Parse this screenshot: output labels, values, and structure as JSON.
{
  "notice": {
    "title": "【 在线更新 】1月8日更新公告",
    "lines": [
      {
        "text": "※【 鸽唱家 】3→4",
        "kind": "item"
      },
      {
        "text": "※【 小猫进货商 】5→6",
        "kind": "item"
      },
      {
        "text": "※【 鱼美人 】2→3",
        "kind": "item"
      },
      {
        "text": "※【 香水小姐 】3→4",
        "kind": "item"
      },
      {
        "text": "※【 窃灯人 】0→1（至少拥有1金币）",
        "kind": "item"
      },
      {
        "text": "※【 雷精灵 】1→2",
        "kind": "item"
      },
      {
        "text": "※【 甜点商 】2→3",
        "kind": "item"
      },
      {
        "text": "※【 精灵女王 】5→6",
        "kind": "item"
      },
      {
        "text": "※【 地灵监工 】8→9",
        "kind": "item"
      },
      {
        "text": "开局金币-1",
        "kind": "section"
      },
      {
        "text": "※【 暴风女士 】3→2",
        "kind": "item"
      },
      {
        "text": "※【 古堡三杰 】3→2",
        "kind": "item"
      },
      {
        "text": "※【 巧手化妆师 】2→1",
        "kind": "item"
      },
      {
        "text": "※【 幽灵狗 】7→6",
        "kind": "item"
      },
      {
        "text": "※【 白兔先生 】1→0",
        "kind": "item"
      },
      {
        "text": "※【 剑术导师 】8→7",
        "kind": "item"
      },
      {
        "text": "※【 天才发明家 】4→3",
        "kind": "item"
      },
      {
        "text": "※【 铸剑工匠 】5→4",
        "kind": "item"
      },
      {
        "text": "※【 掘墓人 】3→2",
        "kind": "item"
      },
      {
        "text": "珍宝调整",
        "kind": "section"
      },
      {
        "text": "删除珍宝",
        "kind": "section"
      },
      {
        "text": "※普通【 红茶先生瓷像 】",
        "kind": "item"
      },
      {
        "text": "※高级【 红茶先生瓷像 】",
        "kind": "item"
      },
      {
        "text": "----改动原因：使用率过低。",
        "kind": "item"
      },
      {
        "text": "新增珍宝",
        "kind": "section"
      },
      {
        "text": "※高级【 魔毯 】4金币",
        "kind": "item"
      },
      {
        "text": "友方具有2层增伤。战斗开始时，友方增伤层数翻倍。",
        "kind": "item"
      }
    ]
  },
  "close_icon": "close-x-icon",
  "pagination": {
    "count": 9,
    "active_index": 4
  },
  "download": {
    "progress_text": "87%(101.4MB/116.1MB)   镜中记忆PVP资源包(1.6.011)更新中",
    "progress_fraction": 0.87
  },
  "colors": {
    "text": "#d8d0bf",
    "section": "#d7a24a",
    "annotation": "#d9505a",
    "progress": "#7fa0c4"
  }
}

▶ _Written request_: Make an exact copy of every line in the data.

▶ _Answer in full_:
Parse this screenshot: output labels, values, and structure as JSON.
{
  "notice": {
    "title": "【 在线更新 】1月8日更新公告",
    "lines": [
      {
        "text": "※【 鸽唱家 】3→4",
        "kind": "item"
      },
      {
        "text": "※【 小猫进货商 】5→6",
        "kind": "item"
      },
      {
        "text": "※【 鱼美人 】2→3",
        "kind": "item"
      },
      {
        "text": "※【 香水小姐 】3→4",
        "kind": "item"
      },
      {
        "text": "※【 窃灯人 】0→1（至少拥有1金币）",
        "kind": "item"
      },
      {
        "text": "※【 雷精灵 】1→2",
        "kind": "item"
      },
      {
        "text": "※【 甜点商 】2→3",
        "kind": "item"
      },
      {
        "text": "※【 精灵女王 】5→6",
        "kind": "item"
      },
      {
        "text": "※【 地灵监工 】8→9",
        "kind": "item"
      },
      {
        "text": "开局金币-1",
        "kind": "section"
      },
      {
        "text": "※【 暴风女士 】3→2",
        "kind": "item"
      },
      {
        "text": "※【 古堡三杰 】3→2",
        "kind": "item"
      },
      {
        "text": "※【 巧手化妆师 】2→1",
        "kind": "item"
      },
      {
        "text": "※【 幽灵狗 】7→6",
        "kind": "item"
      },
      {
        "text": "※【 白兔先生 】1→0",
        "kind": "item"
      },
      {
        "text": "※【 剑术导师 】8→7",
        "kind": "item"
      },
      {
        "text": "※【 天才发明家 】4→3",
        "kind": "item"
      },
      {
        "text": "※【 铸剑工匠 】5→4",
        "kind": "item"
      },
      {
        "text": "※【 掘墓人 】3→2",
        "kind": "item"
      },
      {
        "text": "珍宝调整",
        "kind": "section"
      },
      {
        "text": "删除珍宝",
        "kind": "section"
      },
      {
        "text": "※普通【 红茶先生瓷像 】",
        "kind": "item"
      },
      {
        "text": "※高级【 红茶先生瓷像 】",
        "kind": "item"
      },
      {
        "text": "----改动原因：使用率过低。",
        "kind": "item"
      },
      {
        "text": "新增珍宝",
        "kind": "section"
      },
      {
        "text": "※高级【 魔毯 】4金币",
        "kind": "item"
      },
      {
        "text": "友方具有2层增伤。战斗开始时，友方增伤层数翻倍。",
        "kind": "item"
      }
    ]
  },
  "close_icon": "close-x-icon",
  "pagination": {
    "count": 9,
    "active_index": 4
  },
  "download": {
    "progress_text": "87%(101.4MB/116.1MB)   镜中记忆PVP资源包(1.6.011)更新中",
    "progress_fraction": 0.87
  },
  "colors": {
    "text": "#d8d0bf",
    "section": "#d7a24a",
    "annotation": "#d9505a",
    "progress": "#7fa0c4"
  }
}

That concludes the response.